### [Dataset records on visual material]
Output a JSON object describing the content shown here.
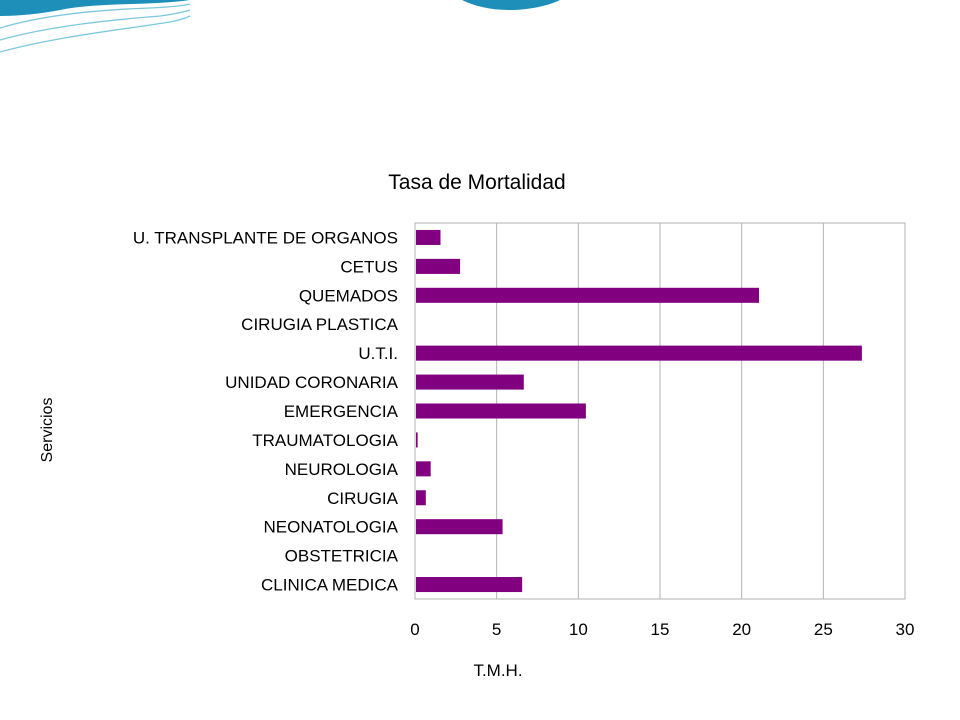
{
  "chart_data": {
    "type": "bar",
    "orientation": "horizontal",
    "title": "Tasa de Mortalidad",
    "xlabel": "T.M.H.",
    "ylabel": "Servicios",
    "categories": [
      "U. TRANSPLANTE DE ORGANOS",
      "CETUS",
      "QUEMADOS",
      "CIRUGIA PLASTICA",
      "U.T.I.",
      "UNIDAD CORONARIA",
      "EMERGENCIA",
      "TRAUMATOLOGIA",
      "NEUROLOGIA",
      "CIRUGIA",
      "NEONATOLOGIA",
      "OBSTETRICIA",
      "CLINICA MEDICA"
    ],
    "values": [
      1.5,
      2.7,
      21.0,
      0,
      27.3,
      6.6,
      10.4,
      0.1,
      0.9,
      0.6,
      5.3,
      0,
      6.5
    ],
    "xlim": [
      0,
      30
    ],
    "xticks": [
      0,
      5,
      10,
      15,
      20,
      25,
      30
    ],
    "grid": true,
    "bar_color": "#800080"
  },
  "theme": {
    "accent_dark": "#1e8fb8",
    "accent_light": "#7cc8de"
  }
}
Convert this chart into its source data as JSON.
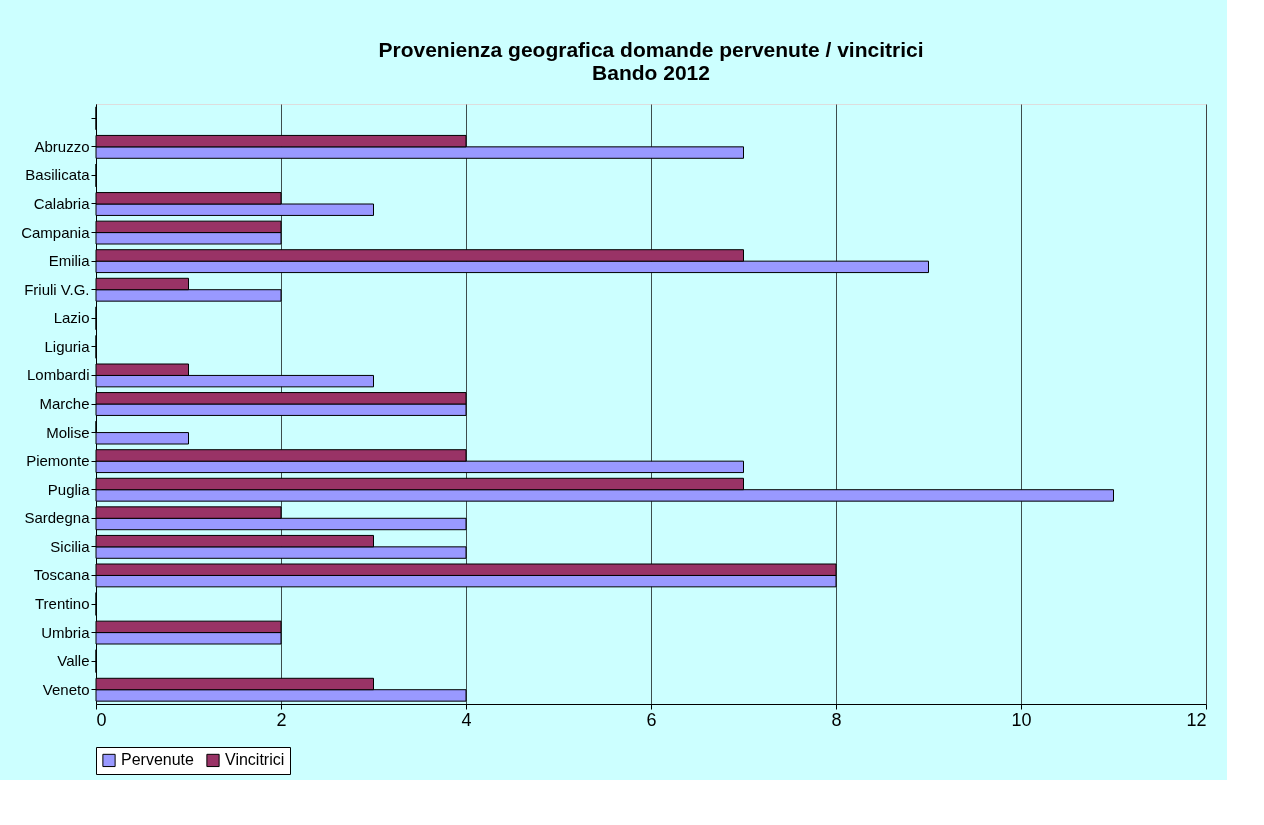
{
  "chart_data": {
    "type": "bar",
    "orientation": "horizontal",
    "title": [
      "Provenienza geografica domande pervenute / vincitrici",
      "Bando 2012"
    ],
    "categories": [
      null,
      "Abruzzo",
      "Basilicata",
      "Calabria",
      "Campania",
      "Emilia",
      "Friuli V.G.",
      "Lazio",
      "Liguria",
      "Lombardi",
      "Marche",
      "Molise",
      "Piemonte",
      "Puglia",
      "Sardegna",
      "Sicilia",
      "Toscana",
      "Trentino",
      "Umbria",
      "Valle",
      "Veneto"
    ],
    "series": [
      {
        "name": "Pervenute",
        "color": "#9999ff",
        "values": [
          0,
          7,
          0,
          3,
          2,
          9,
          2,
          0,
          0,
          3,
          4,
          1,
          7,
          11,
          4,
          4,
          8,
          0,
          2,
          0,
          4
        ]
      },
      {
        "name": "Vincitrici",
        "color": "#993366",
        "values": [
          0,
          4,
          0,
          2,
          2,
          7,
          1,
          0,
          0,
          1,
          4,
          0,
          4,
          7,
          2,
          3,
          8,
          0,
          2,
          0,
          3
        ]
      }
    ],
    "xlim": [
      0,
      12
    ],
    "xticks": [
      0,
      2,
      4,
      6,
      8,
      10,
      12
    ],
    "grid": "x",
    "legend": "bottom"
  }
}
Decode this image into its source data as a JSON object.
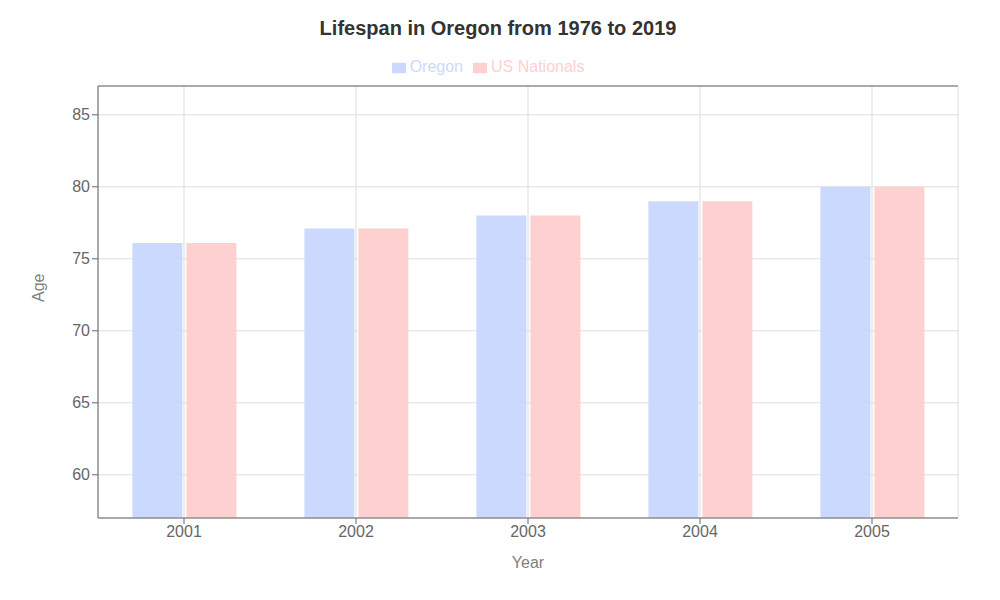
{
  "chart_data": {
    "type": "bar",
    "title": "Lifespan in Oregon from 1976 to 2019",
    "x_label": "Year",
    "y_label": "Age",
    "categories": [
      "2001",
      "2002",
      "2003",
      "2004",
      "2005"
    ],
    "series": [
      {
        "name": "Oregon",
        "color": "#ccd9ff",
        "values": [
          76.1,
          77.1,
          78.0,
          79.0,
          80.0
        ]
      },
      {
        "name": "US Nationals",
        "color": "#ffd0d0",
        "values": [
          76.1,
          77.1,
          78.0,
          79.0,
          80.0
        ]
      }
    ],
    "ylim": [
      57,
      87
    ],
    "yticks": [
      60,
      65,
      70,
      75,
      80,
      85
    ],
    "grid": true,
    "legend": "top"
  }
}
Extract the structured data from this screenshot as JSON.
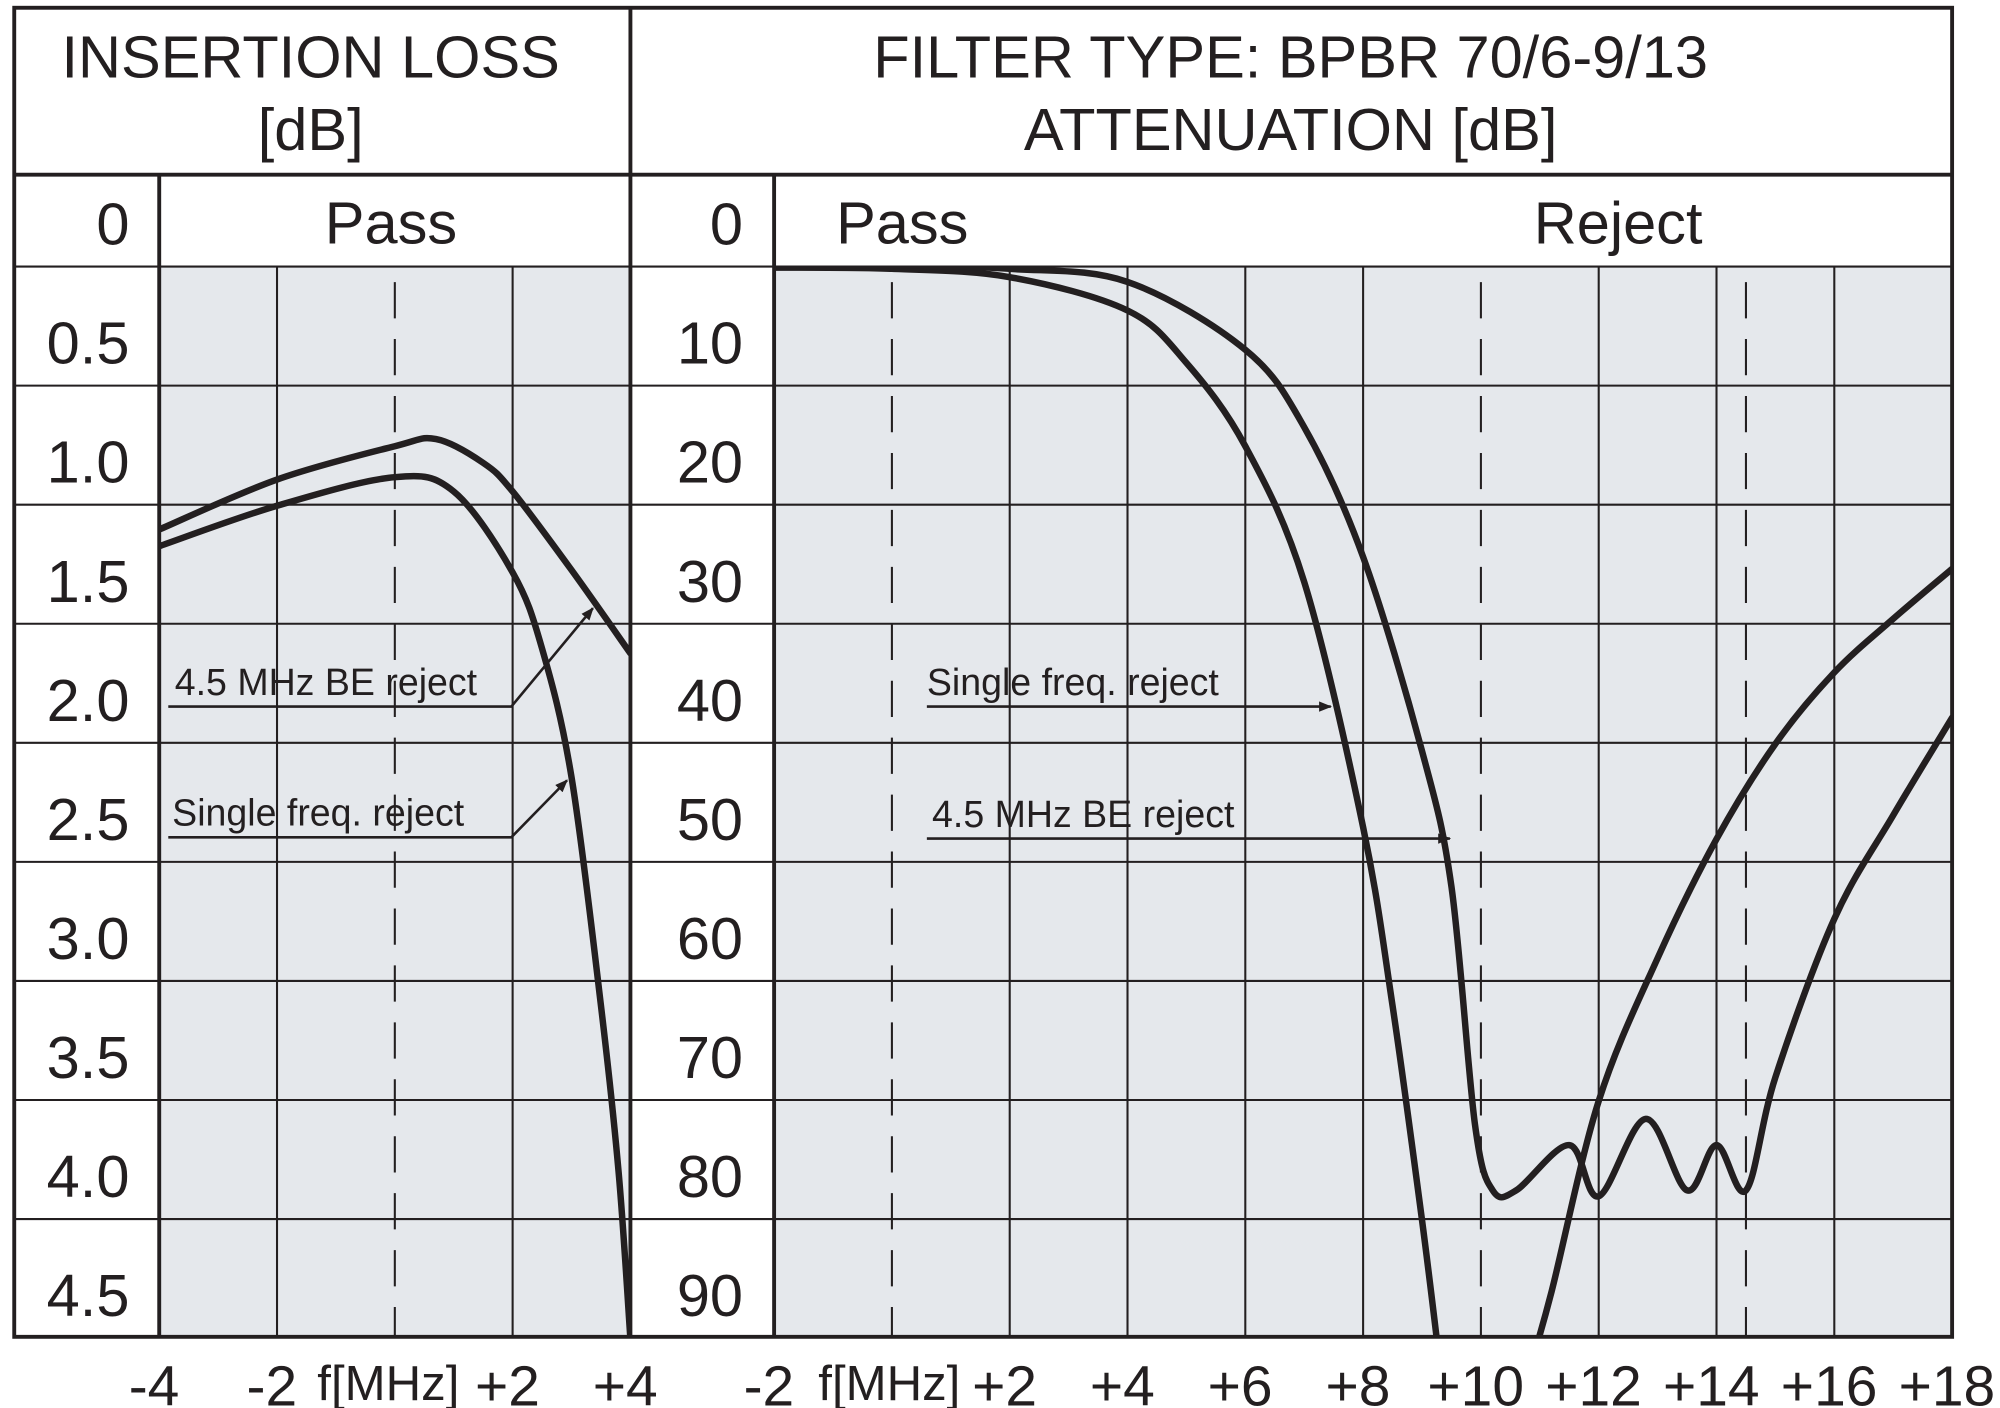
{
  "colors": {
    "plot_background": "#e5e8ec",
    "ink": "#231f20"
  },
  "chart_data": [
    {
      "type": "line",
      "title": "INSERTION LOSS",
      "subtitle": "[dB]",
      "region_label": "Pass",
      "xlabel": "f[MHz]",
      "xlim": [
        -4,
        4
      ],
      "x_ticks": [
        {
          "value": -4,
          "label": "-4"
        },
        {
          "value": -2,
          "label": "-2"
        },
        {
          "value": 2,
          "label": "+2"
        },
        {
          "value": 4,
          "label": "+4"
        }
      ],
      "dashed_x": [
        0
      ],
      "y_ticks": [
        "0",
        "0.5",
        "1.0",
        "1.5",
        "2.0",
        "2.5",
        "3.0",
        "3.5",
        "4.0",
        "4.5"
      ],
      "y_step": 0.5,
      "y_inverted": true,
      "grid": true,
      "series": [
        {
          "name": "Single freq. reject",
          "x": [
            -4,
            -2,
            0,
            1,
            2,
            2.5,
            3,
            3.5,
            3.8,
            4
          ],
          "y": [
            1.37,
            1.2,
            1.08,
            1.14,
            1.48,
            1.8,
            2.34,
            3.3,
            4.0,
            4.7
          ]
        },
        {
          "name": "4.5 MHz BE reject",
          "x": [
            -4,
            -2,
            0,
            0.7,
            1.5,
            2,
            3,
            4
          ],
          "y": [
            1.3,
            1.09,
            0.95,
            0.92,
            1.02,
            1.14,
            1.47,
            1.82
          ]
        }
      ],
      "annotations": [
        {
          "text": "4.5 MHz BE reject",
          "points_to": "4.5 MHz BE reject"
        },
        {
          "text": "Single freq. reject",
          "points_to": "Single freq. reject"
        }
      ]
    },
    {
      "type": "line",
      "title": "FILTER TYPE: BPBR 70/6-9/13",
      "subtitle": "ATTENUATION [dB]",
      "region_labels": [
        "Pass",
        "Reject"
      ],
      "xlabel": "f[MHz]",
      "xlim": [
        -2,
        18
      ],
      "x_ticks": [
        {
          "value": -2,
          "label": "-2"
        },
        {
          "value": 2,
          "label": "+2"
        },
        {
          "value": 4,
          "label": "+4"
        },
        {
          "value": 6,
          "label": "+6"
        },
        {
          "value": 8,
          "label": "+8"
        },
        {
          "value": 10,
          "label": "+10"
        },
        {
          "value": 12,
          "label": "+12"
        },
        {
          "value": 14,
          "label": "+14"
        },
        {
          "value": 16,
          "label": "+16"
        },
        {
          "value": 18,
          "label": "+18"
        }
      ],
      "dashed_x": [
        0,
        10,
        14.5
      ],
      "y_ticks": [
        "0",
        "10",
        "20",
        "30",
        "40",
        "50",
        "60",
        "70",
        "80",
        "90"
      ],
      "y_step": 10,
      "y_inverted": true,
      "grid": true,
      "series": [
        {
          "name": "Single freq. reject",
          "x": [
            -2,
            0,
            2,
            4,
            5,
            6,
            7,
            8,
            8.5,
            9,
            9.3
          ],
          "y": [
            4.0,
            4.1,
            4.8,
            7.6,
            12,
            19,
            30.4,
            51,
            66,
            84,
            96
          ]
        },
        {
          "name": "Single freq. reject",
          "x": [
            10.8,
            11.2,
            12,
            13,
            14,
            15,
            16,
            17,
            18
          ],
          "y": [
            97,
            90,
            74,
            62,
            52,
            44,
            38,
            33.5,
            29.3
          ]
        },
        {
          "name": "4.5 MHz BE reject",
          "x": [
            -2,
            0,
            2,
            4,
            6,
            7,
            8,
            9,
            9.5,
            9.9,
            10.2,
            10.6,
            11.5,
            12,
            12.8,
            13.5,
            14,
            14.5,
            15,
            16,
            17,
            18
          ],
          "y": [
            3.7,
            3.8,
            4.1,
            5.2,
            10.9,
            17.4,
            28.3,
            44.6,
            56,
            76,
            81.5,
            81.5,
            77.7,
            82,
            75.5,
            81.5,
            77.7,
            81.5,
            72,
            58.7,
            50,
            41.8
          ]
        }
      ],
      "annotations": [
        {
          "text": "Single freq. reject",
          "points_to": "Single freq. reject"
        },
        {
          "text": "4.5 MHz BE reject",
          "points_to": "4.5 MHz BE reject"
        }
      ]
    }
  ]
}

### [EXERCISE TASK]
Leave out the pictures and output the rest of the material exactly as written.

### [ANSWER TO THE EXERCISE]
Output a JSON object describing the content shown here.
{
  "chart_data": {
    "type": "bar",
    "orientation": "horizontal",
    "title": "Tasa de Mortalidad",
    "xlabel": "T.M.H.",
    "ylabel": "Servicios",
    "categories": [
      "U. TRANSPLANTE DE ORGANOS",
      "CETUS",
      "QUEMADOS",
      "CIRUGIA PLASTICA",
      "U.T.I.",
      "UNIDAD CORONARIA",
      "EMERGENCIA",
      "TRAUMATOLOGIA",
      "NEUROLOGIA",
      "CIRUGIA",
      "NEONATOLOGIA",
      "OBSTETRICIA",
      "CLINICA MEDICA"
    ],
    "values": [
      1.5,
      2.7,
      21.0,
      0,
      27.3,
      6.6,
      10.4,
      0.1,
      0.9,
      0.6,
      5.3,
      0,
      6.5
    ],
    "xlim": [
      0,
      30
    ],
    "xticks": [
      0,
      5,
      10,
      15,
      20,
      25,
      30
    ],
    "grid": true,
    "bar_color": "#800080"
  },
  "theme": {
    "accent_dark": "#1e8fb8",
    "accent_light": "#7cc8de"
  }
}
Convert this chart into its source data as JSON.
{
  "chart_data": {
    "type": "bar",
    "orientation": "horizontal",
    "title": [
      "Provenienza geografica domande pervenute / vincitrici",
      "Bando 2012"
    ],
    "categories": [
      null,
      "Abruzzo",
      "Basilicata",
      "Calabria",
      "Campania",
      "Emilia",
      "Friuli V.G.",
      "Lazio",
      "Liguria",
      "Lombardi",
      "Marche",
      "Molise",
      "Piemonte",
      "Puglia",
      "Sardegna",
      "Sicilia",
      "Toscana",
      "Trentino",
      "Umbria",
      "Valle",
      "Veneto"
    ],
    "series": [
      {
        "name": "Pervenute",
        "color": "#9999ff",
        "values": [
          0,
          7,
          0,
          3,
          2,
          9,
          2,
          0,
          0,
          3,
          4,
          1,
          7,
          11,
          4,
          4,
          8,
          0,
          2,
          0,
          4
        ]
      },
      {
        "name": "Vincitrici",
        "color": "#993366",
        "values": [
          0,
          4,
          0,
          2,
          2,
          7,
          1,
          0,
          0,
          1,
          4,
          0,
          4,
          7,
          2,
          3,
          8,
          0,
          2,
          0,
          3
        ]
      }
    ],
    "xlim": [
      0,
      12
    ],
    "xticks": [
      0,
      2,
      4,
      6,
      8,
      10,
      12
    ],
    "grid": "x",
    "legend": "bottom"
  }
}
Decode this image into its source data as a JSON object.
{
  "chart_data": {
    "type": "bar",
    "title": "Lifespan in Oregon from 1976 to 2019",
    "x_label": "Year",
    "y_label": "Age",
    "categories": [
      "2001",
      "2002",
      "2003",
      "2004",
      "2005"
    ],
    "series": [
      {
        "name": "Oregon",
        "color": "#ccd9ff",
        "values": [
          76.1,
          77.1,
          78.0,
          79.0,
          80.0
        ]
      },
      {
        "name": "US Nationals",
        "color": "#ffd0d0",
        "values": [
          76.1,
          77.1,
          78.0,
          79.0,
          80.0
        ]
      }
    ],
    "ylim": [
      57,
      87
    ],
    "yticks": [
      60,
      65,
      70,
      75,
      80,
      85
    ],
    "grid": true,
    "legend": "top"
  }
}
Extract the structured data from this screenshot as JSON.
{
  "colors": {
    "plot_background": "#e5e8ec",
    "ink": "#231f20"
  },
  "chart_data": [
    {
      "type": "line",
      "title": "INSERTION LOSS",
      "subtitle": "[dB]",
      "region_label": "Pass",
      "xlabel": "f[MHz]",
      "xlim": [
        -4,
        4
      ],
      "x_ticks": [
        {
          "value": -4,
          "label": "-4"
        },
        {
          "value": -2,
          "label": "-2"
        },
        {
          "value": 2,
          "label": "+2"
        },
        {
          "value": 4,
          "label": "+4"
        }
      ],
      "dashed_x": [
        0
      ],
      "y_ticks": [
        "0",
        "0.5",
        "1.0",
        "1.5",
        "2.0",
        "2.5",
        "3.0",
        "3.5",
        "4.0",
        "4.5"
      ],
      "y_step": 0.5,
      "y_inverted": true,
      "grid": true,
      "series": [
        {
          "name": "Single freq. reject",
          "x": [
            -4,
            -2,
            0,
            1,
            2,
            2.5,
            3,
            3.5,
            3.8,
            4
          ],
          "y": [
            1.37,
            1.2,
            1.08,
            1.14,
            1.48,
            1.8,
            2.34,
            3.3,
            4.0,
            4.7
          ]
        },
        {
          "name": "4.5 MHz BE reject",
          "x": [
            -4,
            -2,
            0,
            0.7,
            1.5,
            2,
            3,
            4
          ],
          "y": [
            1.3,
            1.09,
            0.95,
            0.92,
            1.02,
            1.14,
            1.47,
            1.82
          ]
        }
      ],
      "annotations": [
        {
          "text": "4.5 MHz BE reject",
          "points_to": "4.5 MHz BE reject"
        },
        {
          "text": "Single freq. reject",
          "points_to": "Single freq. reject"
        }
      ]
    },
    {
      "type": "line",
      "title": "FILTER TYPE: BPBR 70/6-9/13",
      "subtitle": "ATTENUATION [dB]",
      "region_labels": [
        "Pass",
        "Reject"
      ],
      "xlabel": "f[MHz]",
      "xlim": [
        -2,
        18
      ],
      "x_ticks": [
        {
          "value": -2,
          "label": "-2"
        },
        {
          "value": 2,
          "label": "+2"
        },
        {
          "value": 4,
          "label": "+4"
        },
        {
          "value": 6,
          "label": "+6"
        },
        {
          "value": 8,
          "label": "+8"
        },
        {
          "value": 10,
          "label": "+10"
        },
        {
          "value": 12,
          "label": "+12"
        },
        {
          "value": 14,
          "label": "+14"
        },
        {
          "value": 16,
          "label": "+16"
        },
        {
          "value": 18,
          "label": "+18"
        }
      ],
      "dashed_x": [
        0,
        10,
        14.5
      ],
      "y_ticks": [
        "0",
        "10",
        "20",
        "30",
        "40",
        "50",
        "60",
        "70",
        "80",
        "90"
      ],
      "y_step": 10,
      "y_inverted": true,
      "grid": true,
      "series": [
        {
          "name": "Single freq. reject",
          "x": [
            -2,
            0,
            2,
            4,
            5,
            6,
            7,
            8,
            8.5,
            9,
            9.3
          ],
          "y": [
            4.0,
            4.1,
            4.8,
            7.6,
            12,
            19,
            30.4,
            51,
            66,
            84,
            96
          ]
        },
        {
          "name": "Single freq. reject",
          "x": [
            10.8,
            11.2,
            12,
            13,
            14,
            15,
            16,
            17,
            18
          ],
          "y": [
            97,
            90,
            74,
            62,
            52,
            44,
            38,
            33.5,
            29.3
          ]
        },
        {
          "name": "4.5 MHz BE reject",
          "x": [
            -2,
            0,
            2,
            4,
            6,
            7,
            8,
            9,
            9.5,
            9.9,
            10.2,
            10.6,
            11.5,
            12,
            12.8,
            13.5,
            14,
            14.5,
            15,
            16,
            17,
            18
          ],
          "y": [
            3.7,
            3.8,
            4.1,
            5.2,
            10.9,
            17.4,
            28.3,
            44.6,
            56,
            76,
            81.5,
            81.5,
            77.7,
            82,
            75.5,
            81.5,
            77.7,
            81.5,
            72,
            58.7,
            50,
            41.8
          ]
        }
      ],
      "annotations": [
        {
          "text": "Single freq. reject",
          "points_to": "Single freq. reject"
        },
        {
          "text": "4.5 MHz BE reject",
          "points_to": "4.5 MHz BE reject"
        }
      ]
    }
  ]
}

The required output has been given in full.